Extracted data —
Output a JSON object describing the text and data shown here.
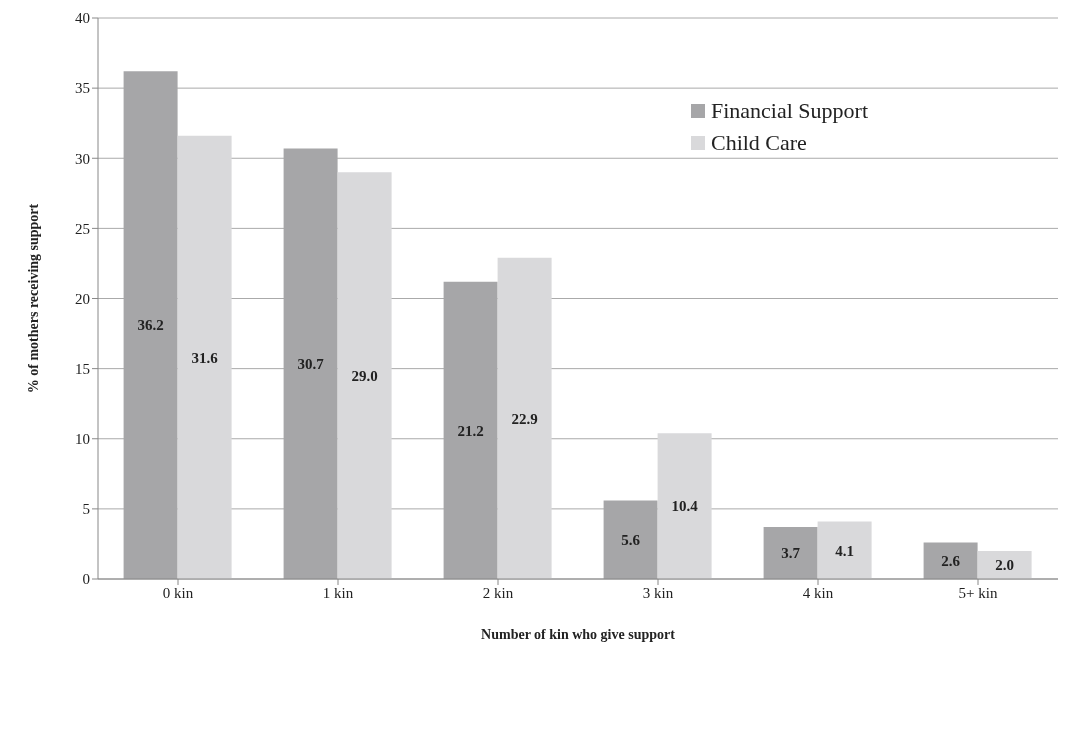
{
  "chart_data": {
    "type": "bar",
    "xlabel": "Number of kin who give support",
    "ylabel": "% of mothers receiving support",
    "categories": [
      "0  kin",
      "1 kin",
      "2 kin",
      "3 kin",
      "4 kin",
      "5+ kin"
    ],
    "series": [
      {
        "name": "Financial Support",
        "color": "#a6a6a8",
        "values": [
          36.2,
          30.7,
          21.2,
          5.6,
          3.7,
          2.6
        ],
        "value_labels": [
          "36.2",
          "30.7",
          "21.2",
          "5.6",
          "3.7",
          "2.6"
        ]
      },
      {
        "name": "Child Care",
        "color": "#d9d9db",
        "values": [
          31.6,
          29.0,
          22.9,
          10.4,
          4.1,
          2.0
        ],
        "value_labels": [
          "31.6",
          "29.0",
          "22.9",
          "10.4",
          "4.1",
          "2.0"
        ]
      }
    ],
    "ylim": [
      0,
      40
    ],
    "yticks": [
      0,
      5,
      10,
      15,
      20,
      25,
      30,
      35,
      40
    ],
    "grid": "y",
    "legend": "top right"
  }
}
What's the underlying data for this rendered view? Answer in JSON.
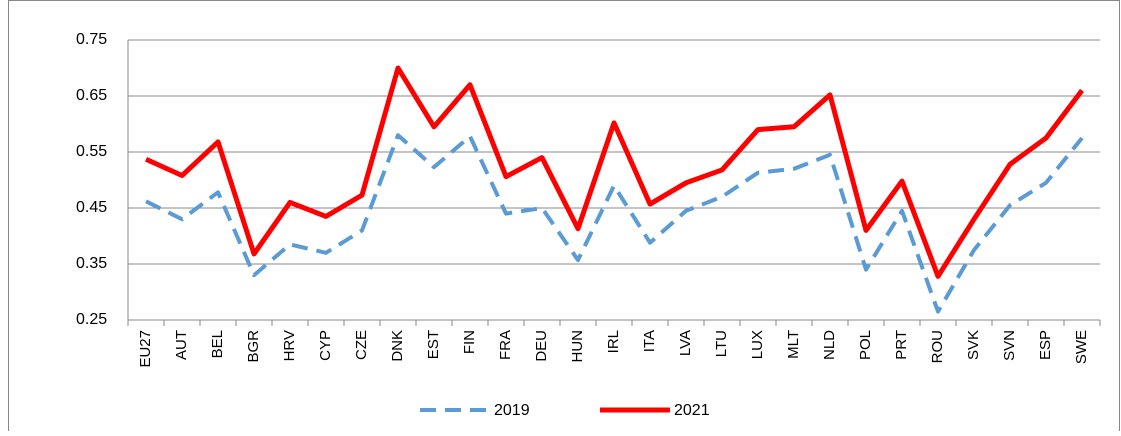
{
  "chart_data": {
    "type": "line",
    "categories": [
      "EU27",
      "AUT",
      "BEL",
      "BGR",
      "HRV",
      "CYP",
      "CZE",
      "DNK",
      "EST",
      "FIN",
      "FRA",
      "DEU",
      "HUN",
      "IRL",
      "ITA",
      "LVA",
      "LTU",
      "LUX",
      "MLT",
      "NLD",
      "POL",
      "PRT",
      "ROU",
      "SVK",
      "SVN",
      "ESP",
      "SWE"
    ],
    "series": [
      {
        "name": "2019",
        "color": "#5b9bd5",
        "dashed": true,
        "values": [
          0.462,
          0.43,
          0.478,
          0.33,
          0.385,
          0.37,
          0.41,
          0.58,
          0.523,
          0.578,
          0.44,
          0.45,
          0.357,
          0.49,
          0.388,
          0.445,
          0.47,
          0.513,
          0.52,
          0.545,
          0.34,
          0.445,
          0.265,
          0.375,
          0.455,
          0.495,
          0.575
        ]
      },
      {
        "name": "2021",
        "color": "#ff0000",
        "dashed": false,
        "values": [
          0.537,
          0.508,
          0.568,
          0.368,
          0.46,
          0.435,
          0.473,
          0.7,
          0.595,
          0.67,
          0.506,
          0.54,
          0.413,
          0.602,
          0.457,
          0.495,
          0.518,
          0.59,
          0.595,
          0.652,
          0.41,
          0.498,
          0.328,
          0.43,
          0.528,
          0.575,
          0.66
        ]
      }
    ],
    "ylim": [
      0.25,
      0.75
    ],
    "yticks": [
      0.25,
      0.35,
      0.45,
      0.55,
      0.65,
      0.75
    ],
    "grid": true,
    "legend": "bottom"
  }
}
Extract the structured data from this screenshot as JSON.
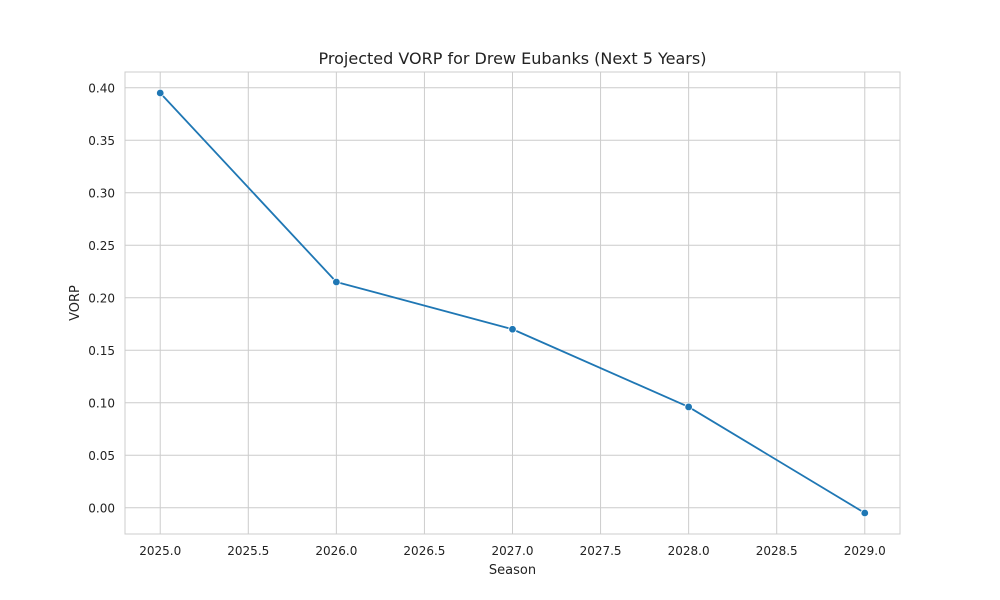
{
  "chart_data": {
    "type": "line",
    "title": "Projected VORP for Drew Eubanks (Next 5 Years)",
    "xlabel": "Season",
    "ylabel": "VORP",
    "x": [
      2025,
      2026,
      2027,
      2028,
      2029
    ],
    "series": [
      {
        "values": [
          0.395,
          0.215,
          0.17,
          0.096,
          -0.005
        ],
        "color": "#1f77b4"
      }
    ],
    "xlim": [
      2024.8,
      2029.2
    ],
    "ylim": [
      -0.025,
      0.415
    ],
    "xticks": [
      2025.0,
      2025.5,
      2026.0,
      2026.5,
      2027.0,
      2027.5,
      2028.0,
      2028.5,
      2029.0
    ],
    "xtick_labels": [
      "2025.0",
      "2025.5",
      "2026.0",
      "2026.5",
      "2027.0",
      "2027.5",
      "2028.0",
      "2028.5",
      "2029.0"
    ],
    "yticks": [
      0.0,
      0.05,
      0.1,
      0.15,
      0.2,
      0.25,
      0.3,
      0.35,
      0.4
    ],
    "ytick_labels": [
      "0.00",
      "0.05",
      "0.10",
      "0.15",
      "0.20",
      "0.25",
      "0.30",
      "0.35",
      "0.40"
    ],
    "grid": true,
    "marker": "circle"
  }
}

Problem to work on — Identify and extract each line of the listing that contains "xlabel".

Response —
    "xlabel": "Number of kin who give support",
    "xlabel": "Season",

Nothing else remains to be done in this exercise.